EXERCISE PROMPT: Every line that includes the word "color" is to be listed.

--------------------------------------------------

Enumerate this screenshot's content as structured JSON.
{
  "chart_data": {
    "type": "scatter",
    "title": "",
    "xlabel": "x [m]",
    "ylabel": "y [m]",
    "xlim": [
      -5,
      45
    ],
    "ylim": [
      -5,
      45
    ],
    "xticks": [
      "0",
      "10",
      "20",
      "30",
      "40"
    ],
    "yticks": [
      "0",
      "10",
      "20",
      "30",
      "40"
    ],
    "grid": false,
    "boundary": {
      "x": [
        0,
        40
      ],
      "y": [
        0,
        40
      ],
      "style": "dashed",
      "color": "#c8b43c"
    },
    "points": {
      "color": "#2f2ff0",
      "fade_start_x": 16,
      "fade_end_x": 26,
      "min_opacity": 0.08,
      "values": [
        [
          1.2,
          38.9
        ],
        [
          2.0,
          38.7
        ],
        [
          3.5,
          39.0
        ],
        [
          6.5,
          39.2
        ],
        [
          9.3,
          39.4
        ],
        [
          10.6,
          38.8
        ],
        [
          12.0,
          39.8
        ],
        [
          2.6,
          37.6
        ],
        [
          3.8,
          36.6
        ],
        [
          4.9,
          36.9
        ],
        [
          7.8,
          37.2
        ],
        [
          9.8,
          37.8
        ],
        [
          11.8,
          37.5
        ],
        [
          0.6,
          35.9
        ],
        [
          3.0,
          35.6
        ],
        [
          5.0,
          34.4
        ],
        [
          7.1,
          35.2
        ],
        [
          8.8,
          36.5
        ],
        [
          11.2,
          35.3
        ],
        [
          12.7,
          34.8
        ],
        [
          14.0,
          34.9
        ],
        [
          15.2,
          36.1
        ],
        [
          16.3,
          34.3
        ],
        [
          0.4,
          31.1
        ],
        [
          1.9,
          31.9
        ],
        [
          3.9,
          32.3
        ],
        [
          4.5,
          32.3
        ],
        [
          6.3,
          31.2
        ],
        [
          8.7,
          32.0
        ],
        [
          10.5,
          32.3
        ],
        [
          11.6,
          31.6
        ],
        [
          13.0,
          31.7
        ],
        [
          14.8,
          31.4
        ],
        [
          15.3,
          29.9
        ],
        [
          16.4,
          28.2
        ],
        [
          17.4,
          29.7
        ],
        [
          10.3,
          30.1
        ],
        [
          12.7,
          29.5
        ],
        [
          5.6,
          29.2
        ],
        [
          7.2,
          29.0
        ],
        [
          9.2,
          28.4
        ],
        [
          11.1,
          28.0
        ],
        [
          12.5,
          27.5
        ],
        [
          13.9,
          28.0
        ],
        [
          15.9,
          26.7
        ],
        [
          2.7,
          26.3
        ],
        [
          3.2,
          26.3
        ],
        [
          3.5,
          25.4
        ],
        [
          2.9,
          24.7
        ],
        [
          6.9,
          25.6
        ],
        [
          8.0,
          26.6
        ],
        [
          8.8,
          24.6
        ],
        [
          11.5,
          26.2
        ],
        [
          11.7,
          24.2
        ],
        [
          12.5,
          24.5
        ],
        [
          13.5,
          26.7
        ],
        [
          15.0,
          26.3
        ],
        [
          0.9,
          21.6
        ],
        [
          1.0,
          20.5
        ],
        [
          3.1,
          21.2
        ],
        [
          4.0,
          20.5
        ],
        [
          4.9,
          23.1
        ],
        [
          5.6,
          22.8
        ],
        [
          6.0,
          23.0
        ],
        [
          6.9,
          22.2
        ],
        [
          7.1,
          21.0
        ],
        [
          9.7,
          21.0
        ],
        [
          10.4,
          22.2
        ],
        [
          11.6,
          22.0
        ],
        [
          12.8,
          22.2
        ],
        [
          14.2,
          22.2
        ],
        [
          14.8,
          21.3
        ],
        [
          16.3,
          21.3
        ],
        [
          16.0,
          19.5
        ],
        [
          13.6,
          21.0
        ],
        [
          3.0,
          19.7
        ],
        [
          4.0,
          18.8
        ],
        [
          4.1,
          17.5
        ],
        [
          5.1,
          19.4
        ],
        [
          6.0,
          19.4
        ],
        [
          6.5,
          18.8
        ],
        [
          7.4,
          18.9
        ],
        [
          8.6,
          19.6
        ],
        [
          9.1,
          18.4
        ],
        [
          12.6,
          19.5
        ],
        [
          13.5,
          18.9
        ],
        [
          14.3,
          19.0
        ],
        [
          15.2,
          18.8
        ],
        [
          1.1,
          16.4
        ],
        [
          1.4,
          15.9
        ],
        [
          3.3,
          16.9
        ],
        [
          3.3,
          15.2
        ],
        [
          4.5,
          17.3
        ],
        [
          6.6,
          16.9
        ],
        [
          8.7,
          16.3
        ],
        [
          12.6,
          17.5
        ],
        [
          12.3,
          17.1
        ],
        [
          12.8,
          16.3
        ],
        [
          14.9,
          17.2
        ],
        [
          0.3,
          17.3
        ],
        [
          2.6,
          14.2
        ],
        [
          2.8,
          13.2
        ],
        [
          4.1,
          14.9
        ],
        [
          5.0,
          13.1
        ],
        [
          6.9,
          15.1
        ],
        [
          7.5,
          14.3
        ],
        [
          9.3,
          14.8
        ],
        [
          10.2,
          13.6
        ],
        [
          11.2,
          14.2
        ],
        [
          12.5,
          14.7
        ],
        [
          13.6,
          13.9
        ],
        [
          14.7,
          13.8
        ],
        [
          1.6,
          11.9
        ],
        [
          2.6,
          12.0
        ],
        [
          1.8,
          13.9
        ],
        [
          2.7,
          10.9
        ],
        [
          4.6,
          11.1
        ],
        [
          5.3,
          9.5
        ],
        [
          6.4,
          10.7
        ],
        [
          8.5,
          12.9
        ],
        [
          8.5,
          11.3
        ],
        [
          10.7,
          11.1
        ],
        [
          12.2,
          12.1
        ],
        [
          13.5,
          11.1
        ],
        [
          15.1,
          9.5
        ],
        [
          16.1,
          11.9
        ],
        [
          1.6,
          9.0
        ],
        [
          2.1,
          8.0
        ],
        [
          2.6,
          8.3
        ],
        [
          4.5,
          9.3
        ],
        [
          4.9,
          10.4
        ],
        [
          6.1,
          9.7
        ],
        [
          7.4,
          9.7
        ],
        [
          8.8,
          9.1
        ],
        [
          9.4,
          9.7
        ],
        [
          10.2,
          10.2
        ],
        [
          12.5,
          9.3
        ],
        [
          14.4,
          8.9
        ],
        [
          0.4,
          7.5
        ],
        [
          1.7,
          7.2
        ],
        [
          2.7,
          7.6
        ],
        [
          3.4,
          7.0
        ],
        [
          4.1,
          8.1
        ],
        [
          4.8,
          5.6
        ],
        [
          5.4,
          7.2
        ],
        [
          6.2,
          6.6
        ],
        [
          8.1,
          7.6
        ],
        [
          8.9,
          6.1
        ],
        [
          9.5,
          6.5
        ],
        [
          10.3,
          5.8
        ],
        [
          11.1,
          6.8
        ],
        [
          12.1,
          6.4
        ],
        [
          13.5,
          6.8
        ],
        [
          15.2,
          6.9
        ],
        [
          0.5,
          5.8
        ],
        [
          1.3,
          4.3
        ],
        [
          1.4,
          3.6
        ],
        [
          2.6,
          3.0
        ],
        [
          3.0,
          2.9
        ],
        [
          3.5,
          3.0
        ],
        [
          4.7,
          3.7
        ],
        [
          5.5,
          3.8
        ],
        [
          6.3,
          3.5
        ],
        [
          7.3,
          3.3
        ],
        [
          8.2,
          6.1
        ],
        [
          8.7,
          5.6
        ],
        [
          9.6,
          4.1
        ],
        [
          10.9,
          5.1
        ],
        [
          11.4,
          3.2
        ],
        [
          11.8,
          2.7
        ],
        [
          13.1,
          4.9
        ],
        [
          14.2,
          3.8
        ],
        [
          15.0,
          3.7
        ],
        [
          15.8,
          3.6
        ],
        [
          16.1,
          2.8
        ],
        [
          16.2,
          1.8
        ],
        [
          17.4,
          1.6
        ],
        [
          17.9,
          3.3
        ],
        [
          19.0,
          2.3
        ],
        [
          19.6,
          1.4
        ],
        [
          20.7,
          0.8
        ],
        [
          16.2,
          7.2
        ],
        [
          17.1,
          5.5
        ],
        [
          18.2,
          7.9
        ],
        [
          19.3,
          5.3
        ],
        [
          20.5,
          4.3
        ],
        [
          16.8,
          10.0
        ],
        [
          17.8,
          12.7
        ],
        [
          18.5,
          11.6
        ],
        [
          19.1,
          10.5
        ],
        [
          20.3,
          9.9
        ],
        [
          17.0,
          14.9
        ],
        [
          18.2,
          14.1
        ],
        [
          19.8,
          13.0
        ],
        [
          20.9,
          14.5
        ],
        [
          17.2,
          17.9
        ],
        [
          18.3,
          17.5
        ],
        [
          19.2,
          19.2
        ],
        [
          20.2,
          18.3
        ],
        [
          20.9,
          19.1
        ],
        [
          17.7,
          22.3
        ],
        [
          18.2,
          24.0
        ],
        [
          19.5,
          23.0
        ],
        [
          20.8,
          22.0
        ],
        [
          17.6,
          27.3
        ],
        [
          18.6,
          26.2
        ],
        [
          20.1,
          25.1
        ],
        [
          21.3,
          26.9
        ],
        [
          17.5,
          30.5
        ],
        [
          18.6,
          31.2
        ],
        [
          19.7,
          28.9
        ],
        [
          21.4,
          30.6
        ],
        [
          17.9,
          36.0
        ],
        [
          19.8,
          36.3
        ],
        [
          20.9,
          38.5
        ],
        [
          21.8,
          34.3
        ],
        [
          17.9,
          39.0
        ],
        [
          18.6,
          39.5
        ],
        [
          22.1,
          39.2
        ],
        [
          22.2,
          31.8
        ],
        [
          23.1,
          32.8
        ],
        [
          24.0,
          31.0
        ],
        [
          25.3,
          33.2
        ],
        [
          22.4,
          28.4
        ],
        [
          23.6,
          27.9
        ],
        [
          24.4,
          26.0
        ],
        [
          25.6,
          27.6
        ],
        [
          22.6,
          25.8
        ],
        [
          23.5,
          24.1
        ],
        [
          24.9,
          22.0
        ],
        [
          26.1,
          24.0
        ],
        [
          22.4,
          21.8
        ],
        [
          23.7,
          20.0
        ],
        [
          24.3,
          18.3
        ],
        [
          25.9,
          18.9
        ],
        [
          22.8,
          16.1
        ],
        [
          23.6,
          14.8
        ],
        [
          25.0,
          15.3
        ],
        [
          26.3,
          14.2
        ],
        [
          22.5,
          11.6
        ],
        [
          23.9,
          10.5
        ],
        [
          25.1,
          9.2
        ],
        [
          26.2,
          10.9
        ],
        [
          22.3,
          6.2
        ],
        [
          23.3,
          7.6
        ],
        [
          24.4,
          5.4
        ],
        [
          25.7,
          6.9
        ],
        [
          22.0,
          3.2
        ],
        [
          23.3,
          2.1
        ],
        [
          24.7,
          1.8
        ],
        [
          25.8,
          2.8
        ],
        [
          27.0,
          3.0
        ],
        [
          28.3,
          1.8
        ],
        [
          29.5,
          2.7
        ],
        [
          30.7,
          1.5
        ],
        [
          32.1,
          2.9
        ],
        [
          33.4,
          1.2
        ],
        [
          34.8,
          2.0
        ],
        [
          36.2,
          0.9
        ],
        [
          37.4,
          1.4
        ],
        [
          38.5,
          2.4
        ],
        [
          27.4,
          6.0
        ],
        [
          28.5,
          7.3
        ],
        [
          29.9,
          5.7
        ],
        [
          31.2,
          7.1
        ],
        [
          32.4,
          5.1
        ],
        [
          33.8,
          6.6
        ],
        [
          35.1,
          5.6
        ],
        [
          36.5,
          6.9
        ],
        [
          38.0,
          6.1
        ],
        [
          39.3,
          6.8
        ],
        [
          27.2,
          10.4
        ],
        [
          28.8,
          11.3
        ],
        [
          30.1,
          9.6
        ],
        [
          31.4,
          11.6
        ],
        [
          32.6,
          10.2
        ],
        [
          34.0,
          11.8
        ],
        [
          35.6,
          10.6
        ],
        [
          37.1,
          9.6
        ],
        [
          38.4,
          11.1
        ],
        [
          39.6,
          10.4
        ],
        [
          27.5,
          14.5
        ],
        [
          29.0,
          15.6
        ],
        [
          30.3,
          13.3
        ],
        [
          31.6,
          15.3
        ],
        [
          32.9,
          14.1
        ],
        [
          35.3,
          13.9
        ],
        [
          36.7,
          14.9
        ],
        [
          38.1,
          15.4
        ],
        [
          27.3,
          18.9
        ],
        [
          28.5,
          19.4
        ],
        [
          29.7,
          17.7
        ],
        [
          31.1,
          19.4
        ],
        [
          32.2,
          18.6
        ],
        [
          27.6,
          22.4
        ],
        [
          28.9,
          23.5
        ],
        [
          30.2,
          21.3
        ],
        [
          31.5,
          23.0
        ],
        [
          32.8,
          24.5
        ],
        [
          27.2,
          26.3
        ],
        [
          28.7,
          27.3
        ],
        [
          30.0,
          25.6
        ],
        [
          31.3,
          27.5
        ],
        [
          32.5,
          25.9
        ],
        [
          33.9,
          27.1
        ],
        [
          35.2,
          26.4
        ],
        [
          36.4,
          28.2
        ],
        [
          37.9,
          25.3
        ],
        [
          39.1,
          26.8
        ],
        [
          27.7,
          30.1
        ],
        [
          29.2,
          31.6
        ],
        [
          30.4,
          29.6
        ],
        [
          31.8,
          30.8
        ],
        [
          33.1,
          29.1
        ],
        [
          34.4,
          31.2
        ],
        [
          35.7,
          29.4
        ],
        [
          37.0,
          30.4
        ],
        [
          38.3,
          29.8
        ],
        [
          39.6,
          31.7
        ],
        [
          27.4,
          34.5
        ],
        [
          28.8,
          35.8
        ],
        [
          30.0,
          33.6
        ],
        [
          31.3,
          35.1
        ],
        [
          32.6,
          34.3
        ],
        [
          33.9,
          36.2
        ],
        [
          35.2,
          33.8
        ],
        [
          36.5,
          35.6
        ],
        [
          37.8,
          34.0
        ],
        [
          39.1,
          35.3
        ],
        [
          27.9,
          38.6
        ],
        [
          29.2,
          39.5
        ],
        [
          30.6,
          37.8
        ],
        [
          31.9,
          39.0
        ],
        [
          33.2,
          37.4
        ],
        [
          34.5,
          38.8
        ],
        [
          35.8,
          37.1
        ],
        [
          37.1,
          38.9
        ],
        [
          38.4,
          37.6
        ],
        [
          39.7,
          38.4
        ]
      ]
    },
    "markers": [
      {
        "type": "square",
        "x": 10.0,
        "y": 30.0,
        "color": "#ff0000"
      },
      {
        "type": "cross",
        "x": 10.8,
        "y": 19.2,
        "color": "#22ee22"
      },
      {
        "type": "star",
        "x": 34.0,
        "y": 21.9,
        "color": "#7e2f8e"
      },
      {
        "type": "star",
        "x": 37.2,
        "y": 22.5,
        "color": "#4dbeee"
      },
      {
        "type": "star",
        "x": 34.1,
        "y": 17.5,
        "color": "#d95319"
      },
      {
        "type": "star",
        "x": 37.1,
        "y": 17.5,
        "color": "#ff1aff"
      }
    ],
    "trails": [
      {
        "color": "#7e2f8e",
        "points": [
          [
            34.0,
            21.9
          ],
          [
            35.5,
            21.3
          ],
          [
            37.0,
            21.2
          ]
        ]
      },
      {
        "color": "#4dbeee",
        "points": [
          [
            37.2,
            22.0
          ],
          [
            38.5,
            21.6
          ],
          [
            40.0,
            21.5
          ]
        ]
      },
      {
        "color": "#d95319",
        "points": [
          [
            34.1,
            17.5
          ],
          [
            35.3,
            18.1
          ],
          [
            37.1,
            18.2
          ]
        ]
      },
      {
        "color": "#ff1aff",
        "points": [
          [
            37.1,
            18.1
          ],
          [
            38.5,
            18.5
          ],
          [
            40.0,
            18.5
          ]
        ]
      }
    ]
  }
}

--------------------------------------------------

TASK OUTPUT:
      "color": "#c8b43c"
      "color": "#2f2ff0",
        "color": "#ff0000"
        "color": "#22ee22"
        "color": "#7e2f8e"
        "color": "#4dbeee"
        "color": "#d95319"
        "color": "#ff1aff"
        "color": "#7e2f8e",
        "color": "#4dbeee",
        "color": "#d95319",
        "color": "#ff1aff",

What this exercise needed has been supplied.